[Given information start]
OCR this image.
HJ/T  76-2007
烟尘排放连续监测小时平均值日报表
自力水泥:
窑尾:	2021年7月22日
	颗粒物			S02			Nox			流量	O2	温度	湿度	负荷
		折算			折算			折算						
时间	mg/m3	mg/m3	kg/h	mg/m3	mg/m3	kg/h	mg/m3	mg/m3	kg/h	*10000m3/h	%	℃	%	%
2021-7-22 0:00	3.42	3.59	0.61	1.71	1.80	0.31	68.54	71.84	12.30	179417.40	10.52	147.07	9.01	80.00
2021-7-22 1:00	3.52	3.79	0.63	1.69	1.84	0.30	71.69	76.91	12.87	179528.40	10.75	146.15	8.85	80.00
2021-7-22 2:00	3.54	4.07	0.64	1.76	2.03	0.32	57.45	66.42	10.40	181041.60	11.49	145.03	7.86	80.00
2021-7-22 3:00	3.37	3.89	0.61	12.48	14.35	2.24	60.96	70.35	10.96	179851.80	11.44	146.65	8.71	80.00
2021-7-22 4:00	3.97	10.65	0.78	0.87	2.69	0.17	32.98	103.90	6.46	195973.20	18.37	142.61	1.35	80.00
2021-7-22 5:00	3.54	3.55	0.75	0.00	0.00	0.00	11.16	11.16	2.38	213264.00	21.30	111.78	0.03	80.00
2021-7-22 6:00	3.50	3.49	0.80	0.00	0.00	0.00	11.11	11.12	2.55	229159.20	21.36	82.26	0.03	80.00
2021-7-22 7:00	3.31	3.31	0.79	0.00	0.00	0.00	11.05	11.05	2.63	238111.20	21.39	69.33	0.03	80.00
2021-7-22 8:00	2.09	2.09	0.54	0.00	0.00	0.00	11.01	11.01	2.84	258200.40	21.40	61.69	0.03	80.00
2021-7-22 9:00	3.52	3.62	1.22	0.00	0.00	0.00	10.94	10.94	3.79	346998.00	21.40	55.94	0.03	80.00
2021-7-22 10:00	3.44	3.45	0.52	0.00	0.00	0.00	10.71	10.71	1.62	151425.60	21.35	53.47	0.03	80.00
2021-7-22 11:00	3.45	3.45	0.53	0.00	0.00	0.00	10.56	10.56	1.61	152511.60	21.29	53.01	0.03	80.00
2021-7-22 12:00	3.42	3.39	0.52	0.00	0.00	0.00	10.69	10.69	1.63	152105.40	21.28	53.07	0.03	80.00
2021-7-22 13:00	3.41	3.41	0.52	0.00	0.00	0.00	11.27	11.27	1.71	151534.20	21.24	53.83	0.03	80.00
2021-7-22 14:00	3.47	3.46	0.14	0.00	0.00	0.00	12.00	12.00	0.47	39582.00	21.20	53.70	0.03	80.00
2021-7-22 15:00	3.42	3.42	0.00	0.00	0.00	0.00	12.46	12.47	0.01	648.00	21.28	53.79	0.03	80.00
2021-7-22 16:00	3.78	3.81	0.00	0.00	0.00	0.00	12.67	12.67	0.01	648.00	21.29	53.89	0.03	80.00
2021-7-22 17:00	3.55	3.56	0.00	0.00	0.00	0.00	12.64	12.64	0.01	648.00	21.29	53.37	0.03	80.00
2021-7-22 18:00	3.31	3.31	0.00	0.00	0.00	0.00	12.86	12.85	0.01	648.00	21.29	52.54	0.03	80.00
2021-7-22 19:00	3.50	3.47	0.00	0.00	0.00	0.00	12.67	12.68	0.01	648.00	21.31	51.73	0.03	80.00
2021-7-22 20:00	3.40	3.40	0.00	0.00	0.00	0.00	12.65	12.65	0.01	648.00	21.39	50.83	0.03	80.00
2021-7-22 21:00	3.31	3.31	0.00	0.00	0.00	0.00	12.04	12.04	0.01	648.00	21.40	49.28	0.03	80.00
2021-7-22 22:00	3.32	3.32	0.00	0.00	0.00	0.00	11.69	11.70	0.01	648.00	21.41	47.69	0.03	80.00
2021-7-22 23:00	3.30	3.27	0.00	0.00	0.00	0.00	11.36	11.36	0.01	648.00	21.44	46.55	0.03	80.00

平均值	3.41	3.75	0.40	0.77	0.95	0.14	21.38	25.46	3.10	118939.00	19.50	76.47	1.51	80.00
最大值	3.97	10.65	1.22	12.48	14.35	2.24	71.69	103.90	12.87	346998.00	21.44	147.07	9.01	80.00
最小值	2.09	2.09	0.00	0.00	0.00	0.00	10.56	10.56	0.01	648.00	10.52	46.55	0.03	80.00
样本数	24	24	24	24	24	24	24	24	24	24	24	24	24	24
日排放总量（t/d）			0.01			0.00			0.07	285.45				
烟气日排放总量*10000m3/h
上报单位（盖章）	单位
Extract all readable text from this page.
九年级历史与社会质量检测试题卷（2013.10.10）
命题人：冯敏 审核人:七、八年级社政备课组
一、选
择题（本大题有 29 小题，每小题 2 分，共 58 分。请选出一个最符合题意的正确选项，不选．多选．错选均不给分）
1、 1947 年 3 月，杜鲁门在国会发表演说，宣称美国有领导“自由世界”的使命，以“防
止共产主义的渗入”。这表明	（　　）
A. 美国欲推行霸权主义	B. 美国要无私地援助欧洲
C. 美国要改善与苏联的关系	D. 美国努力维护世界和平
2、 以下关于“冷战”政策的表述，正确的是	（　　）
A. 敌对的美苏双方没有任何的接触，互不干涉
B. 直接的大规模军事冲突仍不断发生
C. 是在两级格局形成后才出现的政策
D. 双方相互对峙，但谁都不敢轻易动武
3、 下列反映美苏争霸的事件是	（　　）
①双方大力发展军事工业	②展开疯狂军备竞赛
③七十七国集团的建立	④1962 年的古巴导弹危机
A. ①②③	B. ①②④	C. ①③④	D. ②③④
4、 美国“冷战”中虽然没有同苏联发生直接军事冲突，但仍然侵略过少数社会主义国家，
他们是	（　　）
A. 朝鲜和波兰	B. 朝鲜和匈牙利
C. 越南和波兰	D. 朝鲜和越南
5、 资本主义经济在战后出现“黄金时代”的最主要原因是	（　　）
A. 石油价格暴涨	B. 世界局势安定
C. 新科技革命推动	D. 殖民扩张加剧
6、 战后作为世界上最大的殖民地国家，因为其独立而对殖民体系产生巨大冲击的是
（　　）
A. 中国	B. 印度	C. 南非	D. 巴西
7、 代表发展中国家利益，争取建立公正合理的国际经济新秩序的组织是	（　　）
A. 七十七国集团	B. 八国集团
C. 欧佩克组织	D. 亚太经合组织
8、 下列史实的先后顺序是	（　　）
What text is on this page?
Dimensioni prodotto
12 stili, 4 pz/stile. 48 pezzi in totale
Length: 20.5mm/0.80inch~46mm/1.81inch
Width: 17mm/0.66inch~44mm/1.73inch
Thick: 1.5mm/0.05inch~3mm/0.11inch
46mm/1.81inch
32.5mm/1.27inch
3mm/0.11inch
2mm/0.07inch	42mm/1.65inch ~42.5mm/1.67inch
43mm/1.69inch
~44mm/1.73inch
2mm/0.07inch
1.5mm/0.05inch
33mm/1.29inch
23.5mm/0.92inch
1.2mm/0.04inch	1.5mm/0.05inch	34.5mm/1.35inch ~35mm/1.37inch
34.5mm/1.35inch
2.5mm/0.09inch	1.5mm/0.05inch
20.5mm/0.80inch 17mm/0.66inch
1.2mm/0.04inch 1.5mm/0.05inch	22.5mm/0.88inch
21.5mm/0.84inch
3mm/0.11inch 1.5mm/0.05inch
[Given information end]
Goal: Exactly reproduce every line of the records.

Written response:
OCR this image.
HJ/T  76-2007
烟尘排放连续监测小时平均值日报表
自力水泥:
窑尾:	2021年7月22日
	颗粒物			S02			Nox			流量	O2	温度	湿度	负荷
		折算			折算			折算						
时间	mg/m3	mg/m3	kg/h	mg/m3	mg/m3	kg/h	mg/m3	mg/m3	kg/h	*10000m3/h	%	℃	%	%
2021-7-22 0:00	3.42	3.59	0.61	1.71	1.80	0.31	68.54	71.84	12.30	179417.40	10.52	147.07	9.01	80.00
2021-7-22 1:00	3.52	3.79	0.63	1.69	1.84	0.30	71.69	76.91	12.87	179528.40	10.75	146.15	8.85	80.00
2021-7-22 2:00	3.54	4.07	0.64	1.76	2.03	0.32	57.45	66.42	10.40	181041.60	11.49	145.03	7.86	80.00
2021-7-22 3:00	3.37	3.89	0.61	12.48	14.35	2.24	60.96	70.35	10.96	179851.80	11.44	146.65	8.71	80.00
2021-7-22 4:00	3.97	10.65	0.78	0.87	2.69	0.17	32.98	103.90	6.46	195973.20	18.37	142.61	1.35	80.00
2021-7-22 5:00	3.54	3.55	0.75	0.00	0.00	0.00	11.16	11.16	2.38	213264.00	21.30	111.78	0.03	80.00
2021-7-22 6:00	3.50	3.49	0.80	0.00	0.00	0.00	11.11	11.12	2.55	229159.20	21.36	82.26	0.03	80.00
2021-7-22 7:00	3.31	3.31	0.79	0.00	0.00	0.00	11.05	11.05	2.63	238111.20	21.39	69.33	0.03	80.00
2021-7-22 8:00	2.09	2.09	0.54	0.00	0.00	0.00	11.01	11.01	2.84	258200.40	21.40	61.69	0.03	80.00
2021-7-22 9:00	3.52	3.62	1.22	0.00	0.00	0.00	10.94	10.94	3.79	346998.00	21.40	55.94	0.03	80.00
2021-7-22 10:00	3.44	3.45	0.52	0.00	0.00	0.00	10.71	10.71	1.62	151425.60	21.35	53.47	0.03	80.00
2021-7-22 11:00	3.45	3.45	0.53	0.00	0.00	0.00	10.56	10.56	1.61	152511.60	21.29	53.01	0.03	80.00
2021-7-22 12:00	3.42	3.39	0.52	0.00	0.00	0.00	10.69	10.69	1.63	152105.40	21.28	53.07	0.03	80.00
2021-7-22 13:00	3.41	3.41	0.52	0.00	0.00	0.00	11.27	11.27	1.71	151534.20	21.24	53.83	0.03	80.00
2021-7-22 14:00	3.47	3.46	0.14	0.00	0.00	0.00	12.00	12.00	0.47	39582.00	21.20	53.70	0.03	80.00
2021-7-22 15:00	3.42	3.42	0.00	0.00	0.00	0.00	12.46	12.47	0.01	648.00	21.28	53.79	0.03	80.00
2021-7-22 16:00	3.78	3.81	0.00	0.00	0.00	0.00	12.67	12.67	0.01	648.00	21.29	53.89	0.03	80.00
2021-7-22 17:00	3.55	3.56	0.00	0.00	0.00	0.00	12.64	12.64	0.01	648.00	21.29	53.37	0.03	80.00
2021-7-22 18:00	3.31	3.31	0.00	0.00	0.00	0.00	12.86	12.85	0.01	648.00	21.29	52.54	0.03	80.00
2021-7-22 19:00	3.50	3.47	0.00	0.00	0.00	0.00	12.67	12.68	0.01	648.00	21.31	51.73	0.03	80.00
2021-7-22 20:00	3.40	3.40	0.00	0.00	0.00	0.00	12.65	12.65	0.01	648.00	21.39	50.83	0.03	80.00
2021-7-22 21:00	3.31	3.31	0.00	0.00	0.00	0.00	12.04	12.04	0.01	648.00	21.40	49.28	0.03	80.00
2021-7-22 22:00	3.32	3.32	0.00	0.00	0.00	0.00	11.69	11.70	0.01	648.00	21.41	47.69	0.03	80.00
2021-7-22 23:00	3.30	3.27	0.00	0.00	0.00	0.00	11.36	11.36	0.01	648.00	21.44	46.55	0.03	80.00

平均值	3.41	3.75	0.40	0.77	0.95	0.14	21.38	25.46	3.10	118939.00	19.50	76.47	1.51	80.00
最大值	3.97	10.65	1.22	12.48	14.35	2.24	71.69	103.90	12.87	346998.00	21.44	147.07	9.01	80.00
最小值	2.09	2.09	0.00	0.00	0.00	0.00	10.56	10.56	0.01	648.00	10.52	46.55	0.03	80.00
样本数	24	24	24	24	24	24	24	24	24	24	24	24	24	24
日排放总量（t/d）			0.01			0.00			0.07	285.45				
烟气日排放总量*10000m3/h
上报单位（盖章）	单位
Extract all readable text from this page.
九年级历史与社会质量检测试题卷（2013.10.10）
命题人：冯敏 审核人:七、八年级社政备课组
一、选
择题（本大题有 29 小题，每小题 2 分，共 58 分。请选出一个最符合题意的正确选项，不选．多选．错选均不给分）
1、 1947 年 3 月，杜鲁门在国会发表演说，宣称美国有领导“自由世界”的使命，以“防
止共产主义的渗入”。这表明	（　　）
A. 美国欲推行霸权主义	B. 美国要无私地援助欧洲
C. 美国要改善与苏联的关系	D. 美国努力维护世界和平
2、 以下关于“冷战”政策的表述，正确的是	（　　）
A. 敌对的美苏双方没有任何的接触，互不干涉
B. 直接的大规模军事冲突仍不断发生
C. 是在两级格局形成后才出现的政策
D. 双方相互对峙，但谁都不敢轻易动武
3、 下列反映美苏争霸的事件是	（　　）
①双方大力发展军事工业	②展开疯狂军备竞赛
③七十七国集团的建立	④1962 年的古巴导弹危机
A. ①②③	B. ①②④	C. ①③④	D. ②③④
4、 美国“冷战”中虽然没有同苏联发生直接军事冲突，但仍然侵略过少数社会主义国家，
他们是	（　　）
A. 朝鲜和波兰	B. 朝鲜和匈牙利
C. 越南和波兰	D. 朝鲜和越南
5、 资本主义经济在战后出现“黄金时代”的最主要原因是	（　　）
A. 石油价格暴涨	B. 世界局势安定
C. 新科技革命推动	D. 殖民扩张加剧
6、 战后作为世界上最大的殖民地国家，因为其独立而对殖民体系产生巨大冲击的是
（　　）
A. 中国	B. 印度	C. 南非	D. 巴西
7、 代表发展中国家利益，争取建立公正合理的国际经济新秩序的组织是	（　　）
A. 七十七国集团	B. 八国集团
C. 欧佩克组织	D. 亚太经合组织
8、 下列史实的先后顺序是	（　　）
What text is on this page?
Dimensioni prodotto
12 stili, 4 pz/stile. 48 pezzi in totale
Length: 20.5mm/0.80inch~46mm/1.81inch
Width: 17mm/0.66inch~44mm/1.73inch
Thick: 1.5mm/0.05inch~3mm/0.11inch
46mm/1.81inch
32.5mm/1.27inch
3mm/0.11inch
2mm/0.07inch	42mm/1.65inch ~42.5mm/1.67inch
43mm/1.69inch
~44mm/1.73inch
2mm/0.07inch
1.5mm/0.05inch
33mm/1.29inch
23.5mm/0.92inch
1.2mm/0.04inch	1.5mm/0.05inch	34.5mm/1.35inch ~35mm/1.37inch
34.5mm/1.35inch
2.5mm/0.09inch	1.5mm/0.05inch
20.5mm/0.80inch 17mm/0.66inch
1.2mm/0.04inch 1.5mm/0.05inch	22.5mm/0.88inch
21.5mm/0.84inch
3mm/0.11inch 1.5mm/0.05inch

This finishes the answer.